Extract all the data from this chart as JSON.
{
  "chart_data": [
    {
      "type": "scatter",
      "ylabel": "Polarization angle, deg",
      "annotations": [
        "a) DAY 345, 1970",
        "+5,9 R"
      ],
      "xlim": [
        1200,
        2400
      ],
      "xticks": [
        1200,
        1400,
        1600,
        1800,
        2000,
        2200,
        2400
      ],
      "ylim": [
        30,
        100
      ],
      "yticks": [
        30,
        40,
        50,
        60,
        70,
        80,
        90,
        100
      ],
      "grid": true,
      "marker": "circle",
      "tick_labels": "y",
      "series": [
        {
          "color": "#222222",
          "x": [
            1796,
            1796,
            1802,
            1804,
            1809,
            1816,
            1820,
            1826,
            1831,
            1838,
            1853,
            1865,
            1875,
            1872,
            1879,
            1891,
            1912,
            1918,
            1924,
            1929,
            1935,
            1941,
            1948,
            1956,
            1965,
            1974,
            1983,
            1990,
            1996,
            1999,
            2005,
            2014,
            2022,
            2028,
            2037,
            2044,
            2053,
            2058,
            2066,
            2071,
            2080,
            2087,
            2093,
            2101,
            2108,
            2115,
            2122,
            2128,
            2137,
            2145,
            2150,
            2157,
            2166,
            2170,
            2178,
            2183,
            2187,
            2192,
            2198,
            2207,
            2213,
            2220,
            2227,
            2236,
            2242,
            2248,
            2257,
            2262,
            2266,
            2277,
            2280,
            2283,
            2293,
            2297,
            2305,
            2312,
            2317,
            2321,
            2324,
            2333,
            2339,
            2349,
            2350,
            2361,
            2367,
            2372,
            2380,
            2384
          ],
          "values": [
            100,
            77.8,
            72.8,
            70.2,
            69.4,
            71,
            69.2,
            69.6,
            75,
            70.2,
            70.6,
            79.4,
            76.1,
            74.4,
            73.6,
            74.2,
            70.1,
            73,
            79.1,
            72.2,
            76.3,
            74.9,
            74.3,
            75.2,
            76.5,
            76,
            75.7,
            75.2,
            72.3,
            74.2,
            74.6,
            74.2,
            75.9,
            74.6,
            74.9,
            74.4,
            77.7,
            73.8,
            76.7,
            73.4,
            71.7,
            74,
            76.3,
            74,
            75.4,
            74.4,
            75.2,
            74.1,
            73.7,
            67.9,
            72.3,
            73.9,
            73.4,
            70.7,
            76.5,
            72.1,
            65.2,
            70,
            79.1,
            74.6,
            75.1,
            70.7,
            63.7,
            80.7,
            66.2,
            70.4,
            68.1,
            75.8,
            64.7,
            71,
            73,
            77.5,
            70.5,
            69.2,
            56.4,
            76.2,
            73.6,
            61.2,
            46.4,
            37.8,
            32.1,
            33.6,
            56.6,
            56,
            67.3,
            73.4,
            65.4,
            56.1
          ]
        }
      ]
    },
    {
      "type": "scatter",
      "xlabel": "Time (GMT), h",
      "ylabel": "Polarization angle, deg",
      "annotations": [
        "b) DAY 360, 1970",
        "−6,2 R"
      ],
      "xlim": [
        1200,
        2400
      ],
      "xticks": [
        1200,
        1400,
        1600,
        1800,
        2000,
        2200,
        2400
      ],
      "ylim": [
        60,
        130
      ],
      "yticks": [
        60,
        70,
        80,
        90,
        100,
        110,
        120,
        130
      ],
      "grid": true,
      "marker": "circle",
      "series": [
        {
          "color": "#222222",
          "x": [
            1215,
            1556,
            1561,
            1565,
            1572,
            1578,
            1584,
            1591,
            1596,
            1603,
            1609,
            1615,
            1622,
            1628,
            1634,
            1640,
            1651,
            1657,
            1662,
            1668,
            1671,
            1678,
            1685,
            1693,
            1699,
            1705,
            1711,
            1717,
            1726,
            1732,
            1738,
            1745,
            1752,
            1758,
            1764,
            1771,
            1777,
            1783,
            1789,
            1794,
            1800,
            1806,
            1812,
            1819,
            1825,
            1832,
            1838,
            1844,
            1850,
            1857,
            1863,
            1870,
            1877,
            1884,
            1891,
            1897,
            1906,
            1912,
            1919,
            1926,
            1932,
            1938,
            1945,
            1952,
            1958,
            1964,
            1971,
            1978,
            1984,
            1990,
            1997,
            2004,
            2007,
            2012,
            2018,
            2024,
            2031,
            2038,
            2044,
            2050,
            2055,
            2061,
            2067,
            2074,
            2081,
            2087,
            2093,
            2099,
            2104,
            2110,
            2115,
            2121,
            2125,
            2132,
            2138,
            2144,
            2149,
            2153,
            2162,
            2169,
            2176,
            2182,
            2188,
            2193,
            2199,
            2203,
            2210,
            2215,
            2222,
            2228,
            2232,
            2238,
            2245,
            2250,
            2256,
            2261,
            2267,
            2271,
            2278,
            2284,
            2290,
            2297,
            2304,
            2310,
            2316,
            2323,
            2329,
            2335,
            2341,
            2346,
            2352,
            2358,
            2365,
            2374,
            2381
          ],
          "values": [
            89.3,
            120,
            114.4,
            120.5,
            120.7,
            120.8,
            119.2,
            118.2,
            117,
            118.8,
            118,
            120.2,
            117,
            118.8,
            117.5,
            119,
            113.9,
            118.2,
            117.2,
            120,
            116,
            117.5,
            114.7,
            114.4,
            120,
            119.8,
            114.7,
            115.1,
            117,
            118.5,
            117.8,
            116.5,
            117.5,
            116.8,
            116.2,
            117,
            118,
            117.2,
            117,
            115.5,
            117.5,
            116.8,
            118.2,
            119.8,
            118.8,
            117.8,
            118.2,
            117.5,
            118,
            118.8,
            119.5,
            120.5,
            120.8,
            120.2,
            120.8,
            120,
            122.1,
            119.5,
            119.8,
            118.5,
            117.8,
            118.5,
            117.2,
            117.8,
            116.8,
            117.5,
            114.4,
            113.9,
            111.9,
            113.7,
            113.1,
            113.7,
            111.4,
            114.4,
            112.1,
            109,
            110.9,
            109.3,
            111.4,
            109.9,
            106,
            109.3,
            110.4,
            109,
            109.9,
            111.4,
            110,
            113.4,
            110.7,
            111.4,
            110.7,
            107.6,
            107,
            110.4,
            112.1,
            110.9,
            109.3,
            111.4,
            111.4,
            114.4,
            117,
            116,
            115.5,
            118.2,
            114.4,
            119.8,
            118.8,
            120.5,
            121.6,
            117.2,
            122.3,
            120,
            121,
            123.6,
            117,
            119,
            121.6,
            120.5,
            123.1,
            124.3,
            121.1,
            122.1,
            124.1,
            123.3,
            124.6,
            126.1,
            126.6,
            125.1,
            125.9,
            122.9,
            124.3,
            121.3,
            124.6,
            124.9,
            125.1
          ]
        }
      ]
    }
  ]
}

==

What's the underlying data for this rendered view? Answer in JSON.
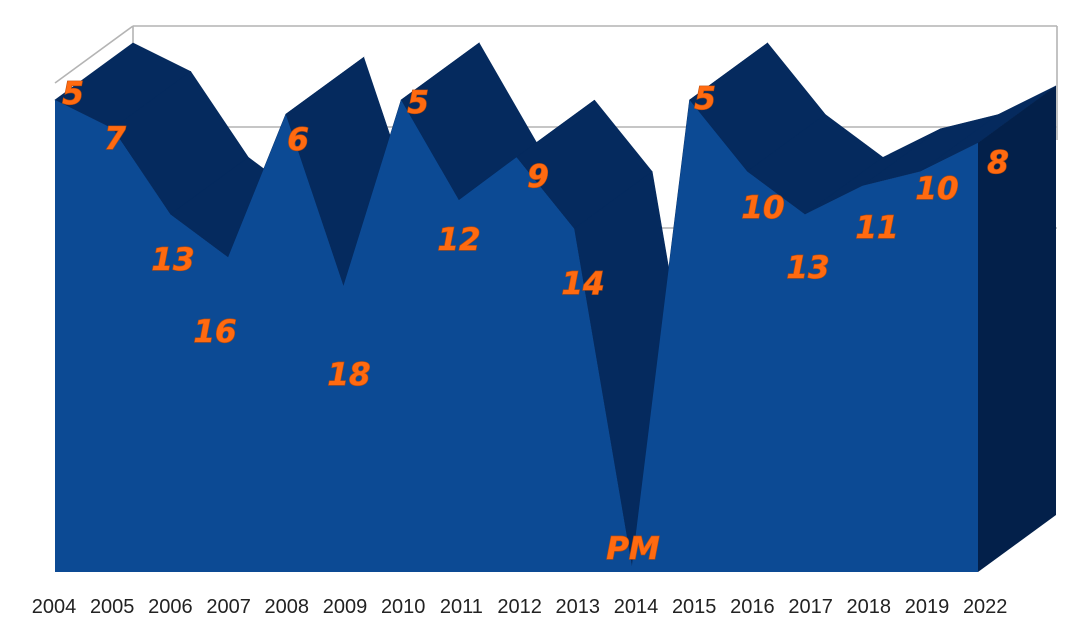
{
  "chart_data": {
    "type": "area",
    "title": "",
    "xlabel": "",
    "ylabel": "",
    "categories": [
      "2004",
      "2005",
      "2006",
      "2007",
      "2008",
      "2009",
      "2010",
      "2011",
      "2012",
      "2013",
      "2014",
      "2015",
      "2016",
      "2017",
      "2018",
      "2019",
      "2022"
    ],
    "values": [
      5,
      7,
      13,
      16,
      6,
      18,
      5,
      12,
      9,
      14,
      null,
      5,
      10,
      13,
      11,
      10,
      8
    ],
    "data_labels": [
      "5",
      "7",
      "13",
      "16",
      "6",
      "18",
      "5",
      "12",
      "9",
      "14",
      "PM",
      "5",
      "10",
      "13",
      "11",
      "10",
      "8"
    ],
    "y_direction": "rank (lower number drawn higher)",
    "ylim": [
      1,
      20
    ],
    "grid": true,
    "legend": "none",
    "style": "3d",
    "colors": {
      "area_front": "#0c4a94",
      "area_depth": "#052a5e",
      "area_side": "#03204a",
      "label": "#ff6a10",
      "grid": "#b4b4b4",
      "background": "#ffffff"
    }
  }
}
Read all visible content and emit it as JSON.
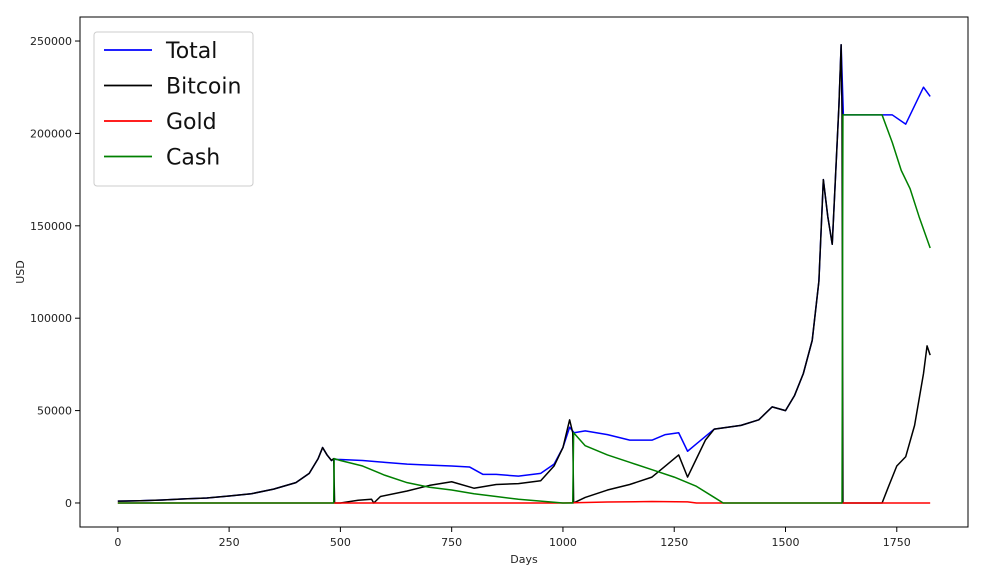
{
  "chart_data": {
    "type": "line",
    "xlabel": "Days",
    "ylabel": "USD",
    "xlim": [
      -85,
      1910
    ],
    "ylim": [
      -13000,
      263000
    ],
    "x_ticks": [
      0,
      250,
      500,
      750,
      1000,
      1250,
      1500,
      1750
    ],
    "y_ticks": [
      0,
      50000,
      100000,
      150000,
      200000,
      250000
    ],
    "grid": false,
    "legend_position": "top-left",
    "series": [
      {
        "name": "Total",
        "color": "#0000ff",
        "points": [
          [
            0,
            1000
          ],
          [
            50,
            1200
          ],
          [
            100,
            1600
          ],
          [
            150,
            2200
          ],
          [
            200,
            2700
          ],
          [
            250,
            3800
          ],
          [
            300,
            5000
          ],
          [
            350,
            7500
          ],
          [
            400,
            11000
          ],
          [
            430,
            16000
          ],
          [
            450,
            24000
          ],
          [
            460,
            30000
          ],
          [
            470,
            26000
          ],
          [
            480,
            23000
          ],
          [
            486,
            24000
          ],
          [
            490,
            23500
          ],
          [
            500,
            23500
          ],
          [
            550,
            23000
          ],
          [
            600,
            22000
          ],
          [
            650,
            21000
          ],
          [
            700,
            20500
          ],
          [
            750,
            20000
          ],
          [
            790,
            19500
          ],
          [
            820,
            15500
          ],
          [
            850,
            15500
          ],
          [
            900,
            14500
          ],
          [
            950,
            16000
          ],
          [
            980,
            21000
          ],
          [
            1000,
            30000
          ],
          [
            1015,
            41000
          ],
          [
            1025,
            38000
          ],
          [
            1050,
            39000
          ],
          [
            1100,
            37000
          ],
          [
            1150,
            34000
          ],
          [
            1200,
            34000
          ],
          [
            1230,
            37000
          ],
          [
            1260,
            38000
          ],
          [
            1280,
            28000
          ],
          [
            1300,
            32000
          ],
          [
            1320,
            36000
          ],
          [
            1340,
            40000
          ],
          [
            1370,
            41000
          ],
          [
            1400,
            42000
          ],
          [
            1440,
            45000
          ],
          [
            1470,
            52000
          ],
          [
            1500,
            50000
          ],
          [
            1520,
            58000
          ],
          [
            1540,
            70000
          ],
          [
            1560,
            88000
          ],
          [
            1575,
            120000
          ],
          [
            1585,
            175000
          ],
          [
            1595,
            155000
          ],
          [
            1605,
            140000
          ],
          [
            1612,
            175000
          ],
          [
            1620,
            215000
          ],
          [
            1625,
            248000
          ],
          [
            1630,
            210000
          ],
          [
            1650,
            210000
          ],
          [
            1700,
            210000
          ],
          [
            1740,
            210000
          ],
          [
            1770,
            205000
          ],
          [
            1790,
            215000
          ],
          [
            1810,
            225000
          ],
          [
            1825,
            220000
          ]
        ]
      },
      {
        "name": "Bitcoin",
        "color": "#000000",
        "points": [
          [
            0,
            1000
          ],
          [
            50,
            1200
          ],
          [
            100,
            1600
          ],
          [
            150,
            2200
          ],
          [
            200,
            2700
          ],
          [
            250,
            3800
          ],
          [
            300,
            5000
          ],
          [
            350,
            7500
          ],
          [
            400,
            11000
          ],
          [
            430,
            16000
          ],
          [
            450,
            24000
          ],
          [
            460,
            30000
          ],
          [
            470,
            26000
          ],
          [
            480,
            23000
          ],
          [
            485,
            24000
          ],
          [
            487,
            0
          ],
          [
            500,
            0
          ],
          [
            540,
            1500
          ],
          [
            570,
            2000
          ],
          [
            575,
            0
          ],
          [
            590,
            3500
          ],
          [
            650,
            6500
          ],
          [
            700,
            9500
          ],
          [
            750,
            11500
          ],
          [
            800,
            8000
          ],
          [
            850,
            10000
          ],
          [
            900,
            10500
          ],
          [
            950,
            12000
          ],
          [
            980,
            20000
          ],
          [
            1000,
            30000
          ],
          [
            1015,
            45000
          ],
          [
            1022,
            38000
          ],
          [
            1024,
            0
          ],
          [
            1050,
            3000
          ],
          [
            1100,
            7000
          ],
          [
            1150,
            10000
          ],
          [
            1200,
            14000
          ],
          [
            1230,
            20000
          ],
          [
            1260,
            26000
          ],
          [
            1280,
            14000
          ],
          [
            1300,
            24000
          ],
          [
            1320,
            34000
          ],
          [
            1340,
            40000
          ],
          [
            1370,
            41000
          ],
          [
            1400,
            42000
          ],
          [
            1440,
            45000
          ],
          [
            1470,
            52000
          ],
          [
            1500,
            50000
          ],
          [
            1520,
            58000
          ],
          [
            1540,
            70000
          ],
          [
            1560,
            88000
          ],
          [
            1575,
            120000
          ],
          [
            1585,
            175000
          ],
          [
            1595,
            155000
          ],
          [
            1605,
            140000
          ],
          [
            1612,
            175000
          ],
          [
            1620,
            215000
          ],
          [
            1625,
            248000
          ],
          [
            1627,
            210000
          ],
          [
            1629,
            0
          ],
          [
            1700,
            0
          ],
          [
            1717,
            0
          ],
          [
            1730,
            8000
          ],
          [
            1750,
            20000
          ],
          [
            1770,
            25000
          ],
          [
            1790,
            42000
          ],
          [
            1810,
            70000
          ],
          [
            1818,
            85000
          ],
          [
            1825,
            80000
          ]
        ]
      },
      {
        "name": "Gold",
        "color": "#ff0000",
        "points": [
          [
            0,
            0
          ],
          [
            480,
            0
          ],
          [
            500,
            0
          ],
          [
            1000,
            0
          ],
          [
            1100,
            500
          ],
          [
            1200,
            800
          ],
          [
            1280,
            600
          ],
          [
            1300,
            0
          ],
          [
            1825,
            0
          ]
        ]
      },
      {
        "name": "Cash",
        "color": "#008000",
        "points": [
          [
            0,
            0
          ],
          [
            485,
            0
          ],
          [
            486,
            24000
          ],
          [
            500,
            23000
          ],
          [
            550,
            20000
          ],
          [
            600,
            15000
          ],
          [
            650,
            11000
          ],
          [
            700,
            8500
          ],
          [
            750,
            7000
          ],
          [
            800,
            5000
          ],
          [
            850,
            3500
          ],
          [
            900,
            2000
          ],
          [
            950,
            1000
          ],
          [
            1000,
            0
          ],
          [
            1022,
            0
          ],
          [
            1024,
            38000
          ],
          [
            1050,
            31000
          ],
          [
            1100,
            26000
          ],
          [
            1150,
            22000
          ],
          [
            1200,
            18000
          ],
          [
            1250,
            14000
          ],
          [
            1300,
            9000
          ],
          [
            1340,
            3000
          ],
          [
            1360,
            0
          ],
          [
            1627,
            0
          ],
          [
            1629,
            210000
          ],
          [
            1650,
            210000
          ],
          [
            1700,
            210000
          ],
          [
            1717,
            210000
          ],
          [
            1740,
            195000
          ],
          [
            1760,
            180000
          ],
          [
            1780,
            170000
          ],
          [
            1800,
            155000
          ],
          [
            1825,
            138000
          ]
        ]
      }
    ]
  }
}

Task brief
Scan the material above for the string "JSON" and return the lines that hold it.

The result
Extract all the data from this chart as JSON.
What's the underlying data for this rendered view? Answer in JSON.
Read all visible content and emit it as JSON.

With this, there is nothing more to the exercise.